DATASET CONTENT:
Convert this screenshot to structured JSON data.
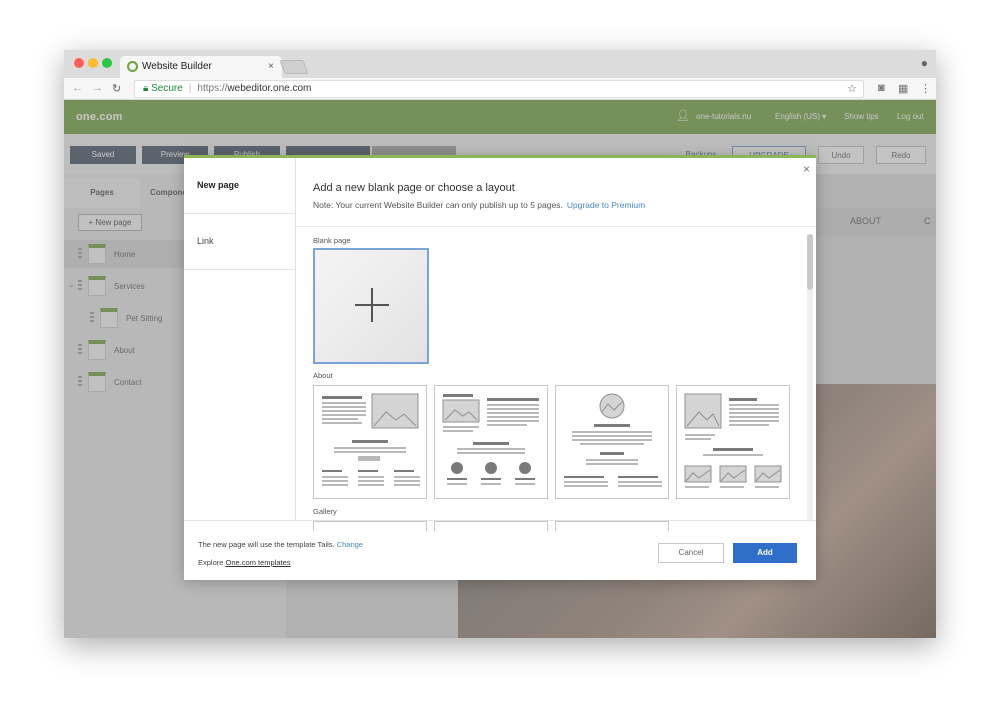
{
  "browser": {
    "tab_title": "Website Builder",
    "tab_close": "×",
    "secure_label": "Secure",
    "url_scheme": "https://",
    "url_host": "webeditor.one.com",
    "dots": [
      "#ff5f57",
      "#febc2e",
      "#28c840"
    ]
  },
  "app": {
    "logo": "one.com",
    "user": "one-tutorials.nu",
    "language": "English (US) ▾",
    "show_tips": "Show tips",
    "logout": "Log out",
    "brand_color": "#6b9b35",
    "toolbar": {
      "saved": "Saved",
      "preview": "Preview",
      "publish": "Publish",
      "backups": "Backups",
      "upgrade": "UPGRADE",
      "undo": "Undo",
      "redo": "Redo"
    }
  },
  "sidebar": {
    "tabs": [
      "Pages",
      "Components"
    ],
    "new_page": "+ New page",
    "items": [
      {
        "label": "Home"
      },
      {
        "label": "Services"
      },
      {
        "label": "Pet Sitting"
      },
      {
        "label": "About"
      },
      {
        "label": "Contact"
      }
    ]
  },
  "canvas": {
    "nav_about": "ABOUT",
    "nav_more": "C"
  },
  "modal": {
    "tabs": [
      "New page",
      "Link"
    ],
    "title": "Add a new blank page or choose a layout",
    "note": "Note: Your current Website Builder can only publish up to 5 pages.",
    "upgrade_link": "Upgrade to Premium",
    "close": "×",
    "sections": {
      "blank": "Blank page",
      "about": "About",
      "gallery": "Gallery"
    },
    "footer": {
      "template_text": "The new page will use the template Tails.",
      "change": "Change",
      "explore": "Explore",
      "templates_link": "One.com templates"
    },
    "cancel": "Cancel",
    "add": "Add",
    "add_color": "#2f6fc9"
  }
}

PROBLEM:
Count the lines that hold the string "publish", and reply with that number alone.

ANSWER FOR THE TASK:
2